Extracted data entries
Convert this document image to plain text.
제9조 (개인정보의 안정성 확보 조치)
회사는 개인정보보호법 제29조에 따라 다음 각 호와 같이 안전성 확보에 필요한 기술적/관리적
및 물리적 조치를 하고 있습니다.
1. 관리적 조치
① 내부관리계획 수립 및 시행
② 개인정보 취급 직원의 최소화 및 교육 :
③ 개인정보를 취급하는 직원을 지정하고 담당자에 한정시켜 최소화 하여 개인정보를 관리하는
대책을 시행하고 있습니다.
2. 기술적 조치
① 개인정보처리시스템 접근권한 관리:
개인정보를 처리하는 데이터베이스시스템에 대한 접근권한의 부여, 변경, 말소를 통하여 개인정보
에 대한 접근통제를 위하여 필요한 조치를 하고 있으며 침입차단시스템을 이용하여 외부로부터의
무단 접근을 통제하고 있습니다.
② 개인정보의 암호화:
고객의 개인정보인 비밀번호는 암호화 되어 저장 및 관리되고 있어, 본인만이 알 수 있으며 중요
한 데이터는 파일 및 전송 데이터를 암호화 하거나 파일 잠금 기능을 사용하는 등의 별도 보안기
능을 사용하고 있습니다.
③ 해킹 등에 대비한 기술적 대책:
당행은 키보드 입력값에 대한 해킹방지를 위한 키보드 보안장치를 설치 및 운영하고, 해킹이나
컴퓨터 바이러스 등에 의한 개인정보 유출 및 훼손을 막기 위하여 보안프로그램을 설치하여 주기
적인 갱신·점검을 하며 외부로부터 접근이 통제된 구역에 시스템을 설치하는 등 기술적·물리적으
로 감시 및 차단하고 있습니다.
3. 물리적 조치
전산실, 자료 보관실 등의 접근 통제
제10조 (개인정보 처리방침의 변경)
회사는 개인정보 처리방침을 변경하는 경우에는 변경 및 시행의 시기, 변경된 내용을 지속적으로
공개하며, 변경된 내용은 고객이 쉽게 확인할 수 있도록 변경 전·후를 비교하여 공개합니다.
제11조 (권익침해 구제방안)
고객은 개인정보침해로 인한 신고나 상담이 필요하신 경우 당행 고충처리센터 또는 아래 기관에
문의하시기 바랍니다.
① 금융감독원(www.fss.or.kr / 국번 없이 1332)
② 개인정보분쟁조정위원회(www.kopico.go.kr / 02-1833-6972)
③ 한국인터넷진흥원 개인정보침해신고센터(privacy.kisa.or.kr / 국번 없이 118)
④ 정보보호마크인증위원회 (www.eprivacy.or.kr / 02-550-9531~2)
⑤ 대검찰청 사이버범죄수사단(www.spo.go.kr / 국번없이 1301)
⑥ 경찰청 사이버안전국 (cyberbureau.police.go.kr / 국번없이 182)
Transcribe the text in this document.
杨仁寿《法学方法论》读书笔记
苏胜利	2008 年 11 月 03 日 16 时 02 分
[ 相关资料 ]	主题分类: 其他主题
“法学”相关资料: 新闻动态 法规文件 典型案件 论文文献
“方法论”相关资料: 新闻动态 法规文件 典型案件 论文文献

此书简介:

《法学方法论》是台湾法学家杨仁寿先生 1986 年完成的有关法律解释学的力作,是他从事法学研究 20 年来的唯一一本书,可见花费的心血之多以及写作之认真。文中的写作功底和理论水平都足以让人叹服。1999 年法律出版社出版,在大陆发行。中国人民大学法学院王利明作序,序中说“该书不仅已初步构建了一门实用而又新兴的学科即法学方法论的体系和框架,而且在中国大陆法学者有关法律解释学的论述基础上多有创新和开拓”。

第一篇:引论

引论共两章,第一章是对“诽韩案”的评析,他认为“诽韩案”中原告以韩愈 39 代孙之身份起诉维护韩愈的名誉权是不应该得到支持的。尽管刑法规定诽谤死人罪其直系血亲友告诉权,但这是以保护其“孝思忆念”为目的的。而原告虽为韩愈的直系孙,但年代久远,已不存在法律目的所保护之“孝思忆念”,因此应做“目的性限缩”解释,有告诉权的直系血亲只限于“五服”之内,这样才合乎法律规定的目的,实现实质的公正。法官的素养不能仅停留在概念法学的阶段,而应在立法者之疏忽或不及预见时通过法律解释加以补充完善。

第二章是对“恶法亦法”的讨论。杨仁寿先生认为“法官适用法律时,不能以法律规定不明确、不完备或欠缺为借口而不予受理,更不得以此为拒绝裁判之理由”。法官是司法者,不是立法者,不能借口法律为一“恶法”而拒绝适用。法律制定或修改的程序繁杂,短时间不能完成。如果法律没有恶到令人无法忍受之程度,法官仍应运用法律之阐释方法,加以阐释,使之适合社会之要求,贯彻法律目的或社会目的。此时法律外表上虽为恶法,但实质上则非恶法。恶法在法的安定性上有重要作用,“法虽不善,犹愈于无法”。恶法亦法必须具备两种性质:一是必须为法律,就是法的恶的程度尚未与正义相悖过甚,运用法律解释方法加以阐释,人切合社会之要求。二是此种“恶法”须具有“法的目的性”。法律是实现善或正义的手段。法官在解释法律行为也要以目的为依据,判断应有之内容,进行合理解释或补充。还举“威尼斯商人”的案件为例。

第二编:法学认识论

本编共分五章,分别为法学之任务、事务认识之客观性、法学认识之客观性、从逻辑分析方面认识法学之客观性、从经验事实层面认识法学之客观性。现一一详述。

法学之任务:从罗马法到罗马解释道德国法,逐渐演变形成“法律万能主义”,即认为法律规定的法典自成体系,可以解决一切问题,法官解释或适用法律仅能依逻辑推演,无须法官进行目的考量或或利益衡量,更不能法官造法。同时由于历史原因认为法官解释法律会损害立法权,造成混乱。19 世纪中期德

*What the exercise asks*. In the listing, find each line with the string "典型案件" and copy it.

*Expected output*.
“法学”相关资料: 新闻动态 法规文件 典型案件 论文文献
“方法论”相关资料: 新闻动态 法规文件 典型案件 论文文献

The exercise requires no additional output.